GIVEN INSTRUCTION: Search the material below for the word "JSON" and copy every line in which it occurs.

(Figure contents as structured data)
>> BEGIN

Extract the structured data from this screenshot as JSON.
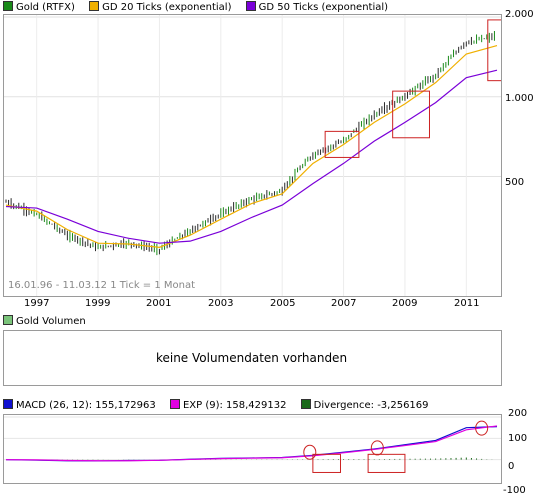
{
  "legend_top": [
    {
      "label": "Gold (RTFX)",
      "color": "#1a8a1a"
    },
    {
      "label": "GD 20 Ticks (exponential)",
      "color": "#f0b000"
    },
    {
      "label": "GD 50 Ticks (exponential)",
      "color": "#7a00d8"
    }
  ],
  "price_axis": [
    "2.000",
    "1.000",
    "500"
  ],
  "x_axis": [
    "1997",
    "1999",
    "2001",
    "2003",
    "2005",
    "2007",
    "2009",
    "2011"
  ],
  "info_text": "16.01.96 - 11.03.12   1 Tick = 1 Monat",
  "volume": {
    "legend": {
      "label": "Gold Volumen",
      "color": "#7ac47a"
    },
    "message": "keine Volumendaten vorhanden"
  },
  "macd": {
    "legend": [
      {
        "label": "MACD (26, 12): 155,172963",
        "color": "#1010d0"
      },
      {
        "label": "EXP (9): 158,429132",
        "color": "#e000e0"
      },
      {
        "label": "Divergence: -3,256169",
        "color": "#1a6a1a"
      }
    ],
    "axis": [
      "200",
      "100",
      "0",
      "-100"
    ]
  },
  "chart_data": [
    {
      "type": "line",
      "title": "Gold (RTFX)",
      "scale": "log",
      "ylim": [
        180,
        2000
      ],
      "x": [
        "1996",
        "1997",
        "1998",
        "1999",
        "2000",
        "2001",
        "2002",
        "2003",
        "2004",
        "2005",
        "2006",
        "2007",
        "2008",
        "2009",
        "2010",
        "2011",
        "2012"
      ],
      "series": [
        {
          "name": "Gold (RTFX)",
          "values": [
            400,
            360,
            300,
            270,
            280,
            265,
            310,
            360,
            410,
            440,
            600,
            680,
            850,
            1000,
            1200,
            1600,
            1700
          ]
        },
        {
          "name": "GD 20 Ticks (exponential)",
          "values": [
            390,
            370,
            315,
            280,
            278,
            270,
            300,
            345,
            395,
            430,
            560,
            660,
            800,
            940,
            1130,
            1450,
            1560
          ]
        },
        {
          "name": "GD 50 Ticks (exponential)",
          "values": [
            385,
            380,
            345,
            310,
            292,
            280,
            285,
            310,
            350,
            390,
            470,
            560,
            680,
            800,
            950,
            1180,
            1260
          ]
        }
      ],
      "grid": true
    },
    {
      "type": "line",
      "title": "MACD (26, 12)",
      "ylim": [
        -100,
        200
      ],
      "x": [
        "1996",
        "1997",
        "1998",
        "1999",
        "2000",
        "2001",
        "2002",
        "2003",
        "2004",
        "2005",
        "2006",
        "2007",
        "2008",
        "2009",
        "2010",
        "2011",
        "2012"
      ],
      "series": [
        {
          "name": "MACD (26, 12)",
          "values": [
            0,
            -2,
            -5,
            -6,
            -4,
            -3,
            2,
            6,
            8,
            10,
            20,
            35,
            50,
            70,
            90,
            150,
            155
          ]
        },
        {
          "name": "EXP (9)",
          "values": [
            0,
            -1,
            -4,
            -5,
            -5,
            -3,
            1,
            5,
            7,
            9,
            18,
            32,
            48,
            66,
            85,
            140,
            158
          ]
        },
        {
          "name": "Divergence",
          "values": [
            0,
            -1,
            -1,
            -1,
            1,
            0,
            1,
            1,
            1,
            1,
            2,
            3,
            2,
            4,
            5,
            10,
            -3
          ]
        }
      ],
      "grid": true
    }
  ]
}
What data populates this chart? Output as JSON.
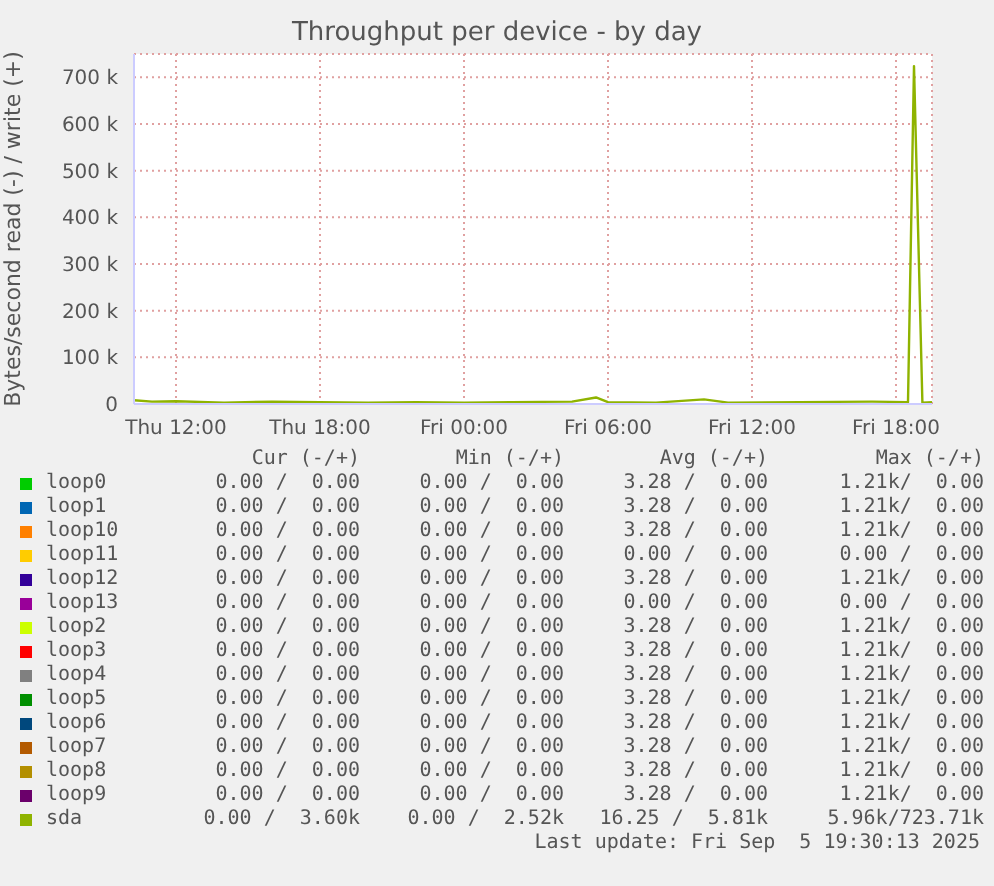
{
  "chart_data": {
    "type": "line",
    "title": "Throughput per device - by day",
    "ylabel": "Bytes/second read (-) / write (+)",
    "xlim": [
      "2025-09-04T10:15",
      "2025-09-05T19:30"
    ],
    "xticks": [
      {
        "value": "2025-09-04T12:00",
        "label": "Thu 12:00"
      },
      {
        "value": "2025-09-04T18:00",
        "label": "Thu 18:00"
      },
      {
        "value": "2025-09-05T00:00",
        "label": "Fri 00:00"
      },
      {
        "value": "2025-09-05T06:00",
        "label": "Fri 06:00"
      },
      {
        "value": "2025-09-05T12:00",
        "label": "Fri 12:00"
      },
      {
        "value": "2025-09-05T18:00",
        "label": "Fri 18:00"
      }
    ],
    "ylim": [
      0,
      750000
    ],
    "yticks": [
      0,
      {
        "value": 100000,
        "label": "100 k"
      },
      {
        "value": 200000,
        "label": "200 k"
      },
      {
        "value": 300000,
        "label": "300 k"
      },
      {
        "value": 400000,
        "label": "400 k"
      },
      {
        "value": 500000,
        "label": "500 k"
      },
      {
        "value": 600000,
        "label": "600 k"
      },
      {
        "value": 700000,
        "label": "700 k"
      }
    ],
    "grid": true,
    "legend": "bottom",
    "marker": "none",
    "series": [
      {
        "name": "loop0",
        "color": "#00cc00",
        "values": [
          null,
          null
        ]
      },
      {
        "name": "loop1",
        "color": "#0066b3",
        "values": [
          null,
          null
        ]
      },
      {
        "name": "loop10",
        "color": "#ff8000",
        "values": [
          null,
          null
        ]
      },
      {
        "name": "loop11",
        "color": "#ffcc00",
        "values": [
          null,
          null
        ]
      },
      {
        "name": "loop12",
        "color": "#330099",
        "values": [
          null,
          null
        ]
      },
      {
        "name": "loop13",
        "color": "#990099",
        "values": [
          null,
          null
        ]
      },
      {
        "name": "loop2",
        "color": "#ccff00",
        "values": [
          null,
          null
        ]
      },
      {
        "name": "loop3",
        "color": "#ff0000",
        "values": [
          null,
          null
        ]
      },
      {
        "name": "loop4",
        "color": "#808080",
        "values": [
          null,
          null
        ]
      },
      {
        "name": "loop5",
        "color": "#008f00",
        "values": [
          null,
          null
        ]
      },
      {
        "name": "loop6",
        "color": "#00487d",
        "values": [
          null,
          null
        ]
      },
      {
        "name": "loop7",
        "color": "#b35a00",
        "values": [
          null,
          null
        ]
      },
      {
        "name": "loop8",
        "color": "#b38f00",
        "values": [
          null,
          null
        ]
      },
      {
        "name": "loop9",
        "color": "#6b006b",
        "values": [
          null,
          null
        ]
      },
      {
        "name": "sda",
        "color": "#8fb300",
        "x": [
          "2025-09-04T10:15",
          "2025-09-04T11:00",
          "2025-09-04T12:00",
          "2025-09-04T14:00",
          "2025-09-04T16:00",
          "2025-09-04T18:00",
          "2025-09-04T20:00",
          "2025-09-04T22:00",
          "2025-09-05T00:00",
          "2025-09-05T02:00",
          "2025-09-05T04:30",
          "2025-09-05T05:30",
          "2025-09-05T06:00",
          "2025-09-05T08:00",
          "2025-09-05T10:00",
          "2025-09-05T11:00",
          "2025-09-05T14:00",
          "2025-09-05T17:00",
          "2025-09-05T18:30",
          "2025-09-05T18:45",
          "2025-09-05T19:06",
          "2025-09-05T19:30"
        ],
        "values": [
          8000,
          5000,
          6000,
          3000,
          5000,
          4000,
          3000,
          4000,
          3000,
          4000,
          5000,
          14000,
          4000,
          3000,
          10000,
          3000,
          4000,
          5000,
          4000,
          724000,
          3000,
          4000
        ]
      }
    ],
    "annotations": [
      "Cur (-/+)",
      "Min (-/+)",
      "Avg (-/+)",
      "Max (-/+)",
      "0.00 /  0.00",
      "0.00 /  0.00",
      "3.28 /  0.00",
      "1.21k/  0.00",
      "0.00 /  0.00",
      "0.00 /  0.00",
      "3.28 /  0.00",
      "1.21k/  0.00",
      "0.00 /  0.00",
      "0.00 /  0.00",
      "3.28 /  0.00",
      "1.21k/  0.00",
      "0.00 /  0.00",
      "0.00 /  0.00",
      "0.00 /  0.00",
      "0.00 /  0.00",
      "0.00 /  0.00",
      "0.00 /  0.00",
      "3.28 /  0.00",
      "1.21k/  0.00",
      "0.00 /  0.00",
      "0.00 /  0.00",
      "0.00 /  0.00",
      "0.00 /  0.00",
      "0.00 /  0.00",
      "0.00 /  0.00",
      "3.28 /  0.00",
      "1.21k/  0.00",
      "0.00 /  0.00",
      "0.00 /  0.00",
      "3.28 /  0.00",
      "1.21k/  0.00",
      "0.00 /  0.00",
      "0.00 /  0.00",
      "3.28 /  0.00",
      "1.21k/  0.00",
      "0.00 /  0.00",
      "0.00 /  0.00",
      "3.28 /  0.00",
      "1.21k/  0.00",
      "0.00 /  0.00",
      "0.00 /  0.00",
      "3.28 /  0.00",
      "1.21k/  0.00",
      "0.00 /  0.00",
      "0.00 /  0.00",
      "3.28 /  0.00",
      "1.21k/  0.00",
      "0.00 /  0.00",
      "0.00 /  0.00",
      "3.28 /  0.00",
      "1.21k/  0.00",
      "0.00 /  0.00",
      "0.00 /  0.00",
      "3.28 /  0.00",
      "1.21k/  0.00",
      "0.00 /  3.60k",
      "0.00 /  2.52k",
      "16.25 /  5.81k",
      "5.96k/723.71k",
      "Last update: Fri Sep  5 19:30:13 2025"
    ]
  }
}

>> END

TASK OUTPUT:
Extract the structured data from this screenshot as JSON.
What data populates this chart? Output as JSON.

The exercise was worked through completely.